= REQUIREMENT =
Check each line of the records below and collect those holding "gépjárművek".

= DATA RECORDS =
_ _ _ _

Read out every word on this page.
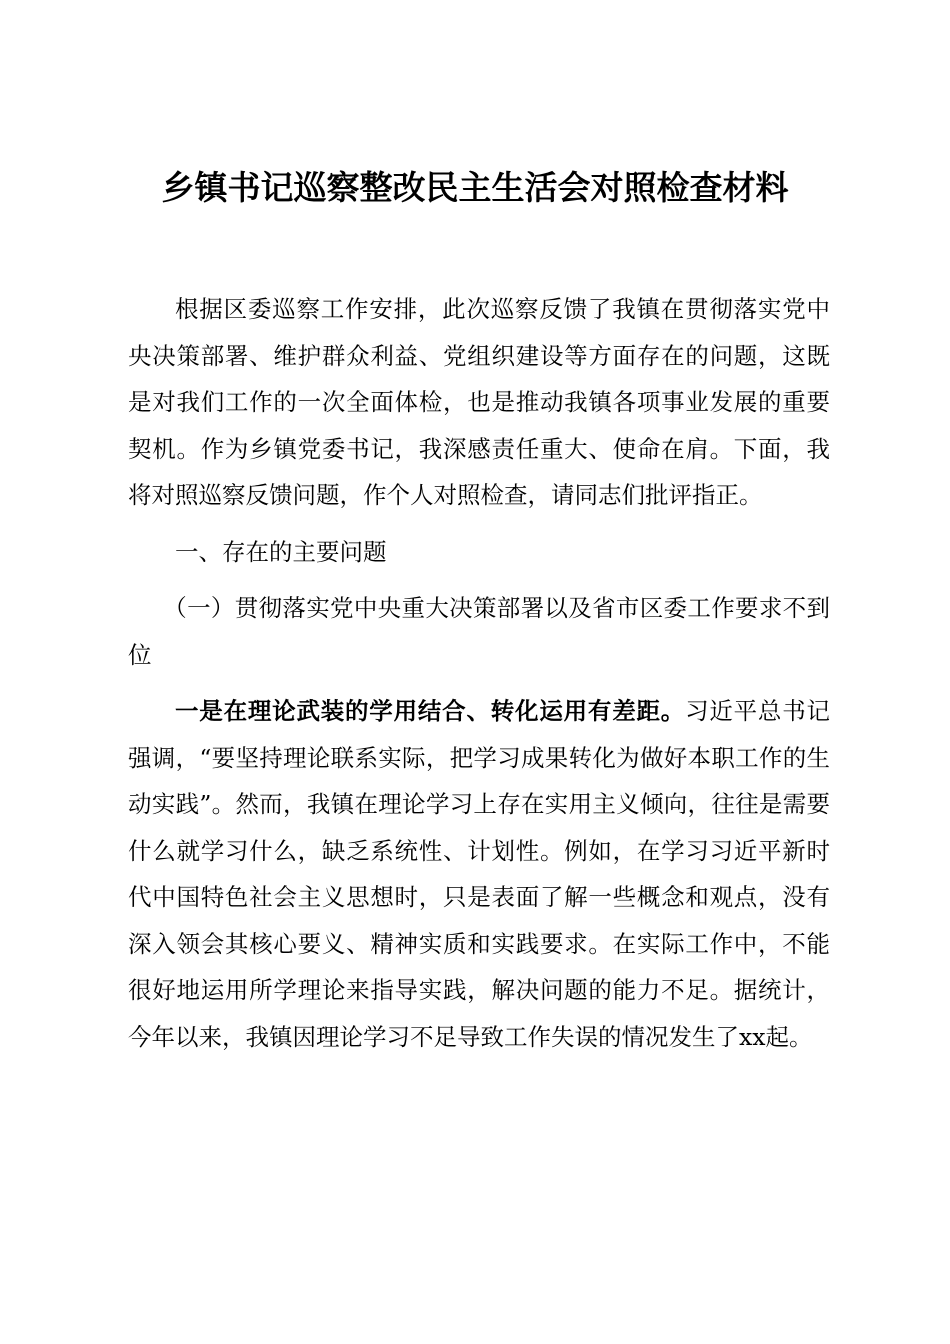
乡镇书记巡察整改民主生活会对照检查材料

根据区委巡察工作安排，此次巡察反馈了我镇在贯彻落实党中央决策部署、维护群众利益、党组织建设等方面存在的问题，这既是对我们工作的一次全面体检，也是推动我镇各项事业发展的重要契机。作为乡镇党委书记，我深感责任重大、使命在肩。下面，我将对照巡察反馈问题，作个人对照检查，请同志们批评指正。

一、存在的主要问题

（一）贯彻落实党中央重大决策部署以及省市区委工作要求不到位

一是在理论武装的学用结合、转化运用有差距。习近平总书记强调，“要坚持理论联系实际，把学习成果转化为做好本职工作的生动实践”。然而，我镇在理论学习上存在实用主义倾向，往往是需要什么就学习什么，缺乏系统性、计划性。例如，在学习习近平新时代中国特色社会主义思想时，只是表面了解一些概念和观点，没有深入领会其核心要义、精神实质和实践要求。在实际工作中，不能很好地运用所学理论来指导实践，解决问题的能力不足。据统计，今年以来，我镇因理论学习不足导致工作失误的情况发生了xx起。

_ _ _ _

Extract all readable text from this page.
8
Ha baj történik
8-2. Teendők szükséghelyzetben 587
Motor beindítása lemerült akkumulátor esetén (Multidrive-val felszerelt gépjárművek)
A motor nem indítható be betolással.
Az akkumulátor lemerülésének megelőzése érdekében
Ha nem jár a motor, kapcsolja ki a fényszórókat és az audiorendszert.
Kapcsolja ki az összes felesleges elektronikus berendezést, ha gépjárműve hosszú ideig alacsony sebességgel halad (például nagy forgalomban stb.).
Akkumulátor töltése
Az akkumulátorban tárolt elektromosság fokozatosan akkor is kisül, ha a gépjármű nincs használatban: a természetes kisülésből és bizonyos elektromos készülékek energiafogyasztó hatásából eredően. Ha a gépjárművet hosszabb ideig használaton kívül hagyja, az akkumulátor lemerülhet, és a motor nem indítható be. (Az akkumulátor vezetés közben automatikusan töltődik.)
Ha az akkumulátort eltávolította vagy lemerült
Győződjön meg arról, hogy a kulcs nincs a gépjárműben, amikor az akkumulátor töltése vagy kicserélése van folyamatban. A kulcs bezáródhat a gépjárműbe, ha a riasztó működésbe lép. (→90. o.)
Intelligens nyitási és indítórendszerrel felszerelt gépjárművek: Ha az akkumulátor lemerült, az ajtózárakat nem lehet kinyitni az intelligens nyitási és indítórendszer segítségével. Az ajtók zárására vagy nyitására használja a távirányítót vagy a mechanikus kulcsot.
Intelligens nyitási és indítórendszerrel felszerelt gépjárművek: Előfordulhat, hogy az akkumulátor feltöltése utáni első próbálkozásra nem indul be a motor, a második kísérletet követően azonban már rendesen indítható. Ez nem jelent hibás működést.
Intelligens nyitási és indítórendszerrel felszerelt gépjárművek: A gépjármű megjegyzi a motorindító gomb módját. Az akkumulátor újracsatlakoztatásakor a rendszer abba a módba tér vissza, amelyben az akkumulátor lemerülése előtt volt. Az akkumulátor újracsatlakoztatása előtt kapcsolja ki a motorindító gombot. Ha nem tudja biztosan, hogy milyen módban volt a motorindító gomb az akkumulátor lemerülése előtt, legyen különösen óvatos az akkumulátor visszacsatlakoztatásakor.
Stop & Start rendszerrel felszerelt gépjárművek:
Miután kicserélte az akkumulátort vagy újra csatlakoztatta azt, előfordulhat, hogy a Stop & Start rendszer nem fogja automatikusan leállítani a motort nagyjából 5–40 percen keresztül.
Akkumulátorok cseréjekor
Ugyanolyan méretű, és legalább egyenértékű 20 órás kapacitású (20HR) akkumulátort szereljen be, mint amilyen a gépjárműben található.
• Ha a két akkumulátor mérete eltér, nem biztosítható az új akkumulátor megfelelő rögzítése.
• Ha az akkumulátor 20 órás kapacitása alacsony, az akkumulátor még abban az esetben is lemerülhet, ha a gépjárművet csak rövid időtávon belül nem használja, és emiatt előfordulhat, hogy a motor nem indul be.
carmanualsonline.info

_ _ _ _

= EXERCISE RESPONSE =
Motor beindítása lemerült akkumulátor esetén (Multidrive-val felszerelt gépjárművek)
Intelligens nyitási és indítórendszerrel felszerelt gépjárművek: Ha az akkumulátor lemerült, az ajtózárakat nem lehet kinyitni az intelligens nyitási és indítórendszer segítségével. Az ajtók zárására vagy nyitására használja a távirányítót vagy a mechanikus kulcsot.
Intelligens nyitási és indítórendszerrel felszerelt gépjárművek: Előfordulhat, hogy az akkumulátor feltöltése utáni első próbálkozásra nem indul be a motor, a második kísérletet követően azonban már rendesen indítható. Ez nem jelent hibás működést.
Intelligens nyitási és indítórendszerrel felszerelt gépjárművek: A gépjármű megjegyzi a motorindító gomb módját. Az akkumulátor újracsatlakoztatásakor a rendszer abba a módba tér vissza, amelyben az akkumulátor lemerülése előtt volt. Az akkumulátor újracsatlakoztatása előtt kapcsolja ki a motorindító gombot. Ha nem tudja biztosan, hogy milyen módban volt a motorindító gomb az akkumulátor lemerülése előtt, legyen különösen óvatos az akkumulátor visszacsatlakoztatásakor.
Stop & Start rendszerrel felszerelt gépjárművek:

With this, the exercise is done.